*GIVEN REQUEST*. Find the lines that hold "ЧИТАТЬ". Report only how many there are.

※ ※ ※

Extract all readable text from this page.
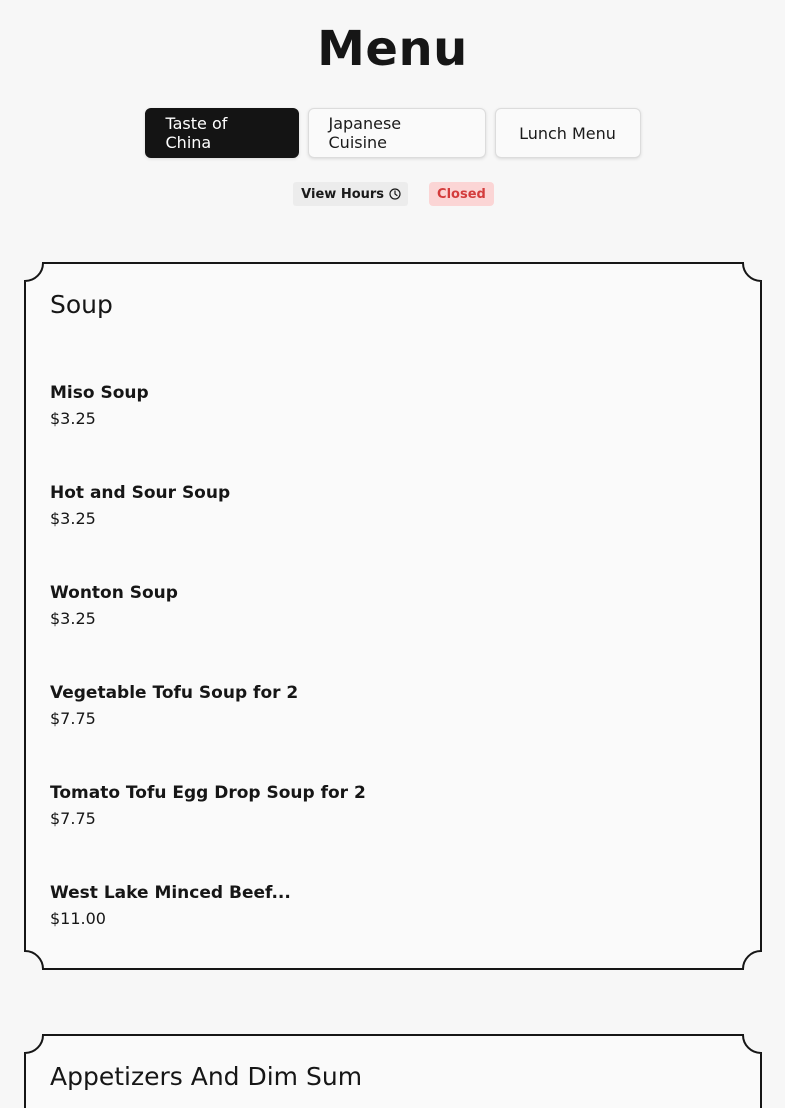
Menu
Taste of China
Japanese Cuisine	Lunch Menu
View Hours	Closed
Soup
Miso Soup
$3.25
Hot and Sour Soup
$3.25
Wonton Soup
$3.25
Vegetable Tofu Soup for 2
$7.75
Tomato Tofu Egg Drop Soup for 2
$7.75
West Lake Minced Beef...
$11.00
Appetizers And Dim Sum
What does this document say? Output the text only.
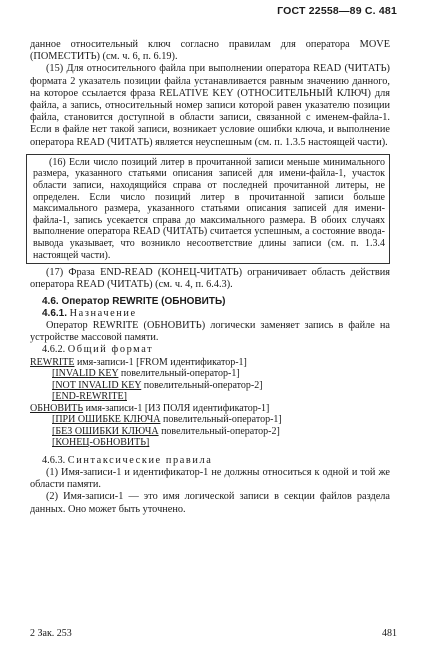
ГОСТ 22558—89 С. 481

данное относительный ключ согласно правилам для оператора MOVE (ПОМЕСТИТЬ) (см. ч. 6, п. 6.19).

(15) Для относительного файла при выполнении оператора READ (ЧИТАТЬ) формата 2 указатель позиции файла устанавливается равным значению данного, на которое ссылается фраза RELATIVE KEY (ОТНОСИТЕЛЬНЫЙ КЛЮЧ) для файла, а запись, относительный номер записи которой равен указателю позиции файла, становится доступной в области записи, связанной с именем-файла-1. Если в файле нет такой записи, возникает условие ошибки ключа, и выполнение оператора READ (ЧИТАТЬ) является неуспешным (см. п. 1.3.5 настоящей части).

(16) Если число позиций литер в прочитанной записи меньше минимального размера, указанного статьями описания записей для имени-файла-1, участок области записи, находящийся справа от последней прочитанной литеры, не определен. Если число позиций литер в прочитанной записи больше максимального размера, указанного статьями описания записей для имени-файла-1, запись усекается справа до максимального размера. В обоих случаях выполнение оператора READ (ЧИТАТЬ) считается успешным, а состояние ввода-вывода указывает, что возникло несоответствие длины записи (см. п. 1.3.4 настоящей части).

(17) Фраза END-READ (КОНЕЦ-ЧИТАТЬ) ограничивает область действия оператора READ (ЧИТАТЬ) (см. ч. 4, п. 6.4.3).

4.6. Оператор REWRITE (ОБНОВИТЬ)
4.6.1. Назначение

Оператор REWRITE (ОБНОВИТЬ) логически заменяет запись в файле на устройстве массовой памяти.

4.6.2. Общий формат
REWRITE имя-записи-1 [FROM идентификатор-1]
[INVALID KEY повелительный-оператор-1]
[NOT INVALID KEY повелительный-оператор-2]
[END-REWRITE]
ОБНОВИТЬ имя-записи-1 [ИЗ ПОЛЯ идентификатор-1]
[ПРИ ОШИБКЕ КЛЮЧА повелительный-оператор-1]
[БЕЗ ОШИБКИ КЛЮЧА повелительный-оператор-2]
[КОНЕЦ-ОБНОВИТЬ]
4.6.3. Синтаксические правила

(1) Имя-записи-1 и идентификатор-1 не должны относиться к одной и той же области памяти.

(2) Имя-записи-1 — это имя логической записи в секции файлов раздела данных. Оно может быть уточнено.

2 Зак. 253	481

※ ※ ※

*FULL RESPONSE*. 3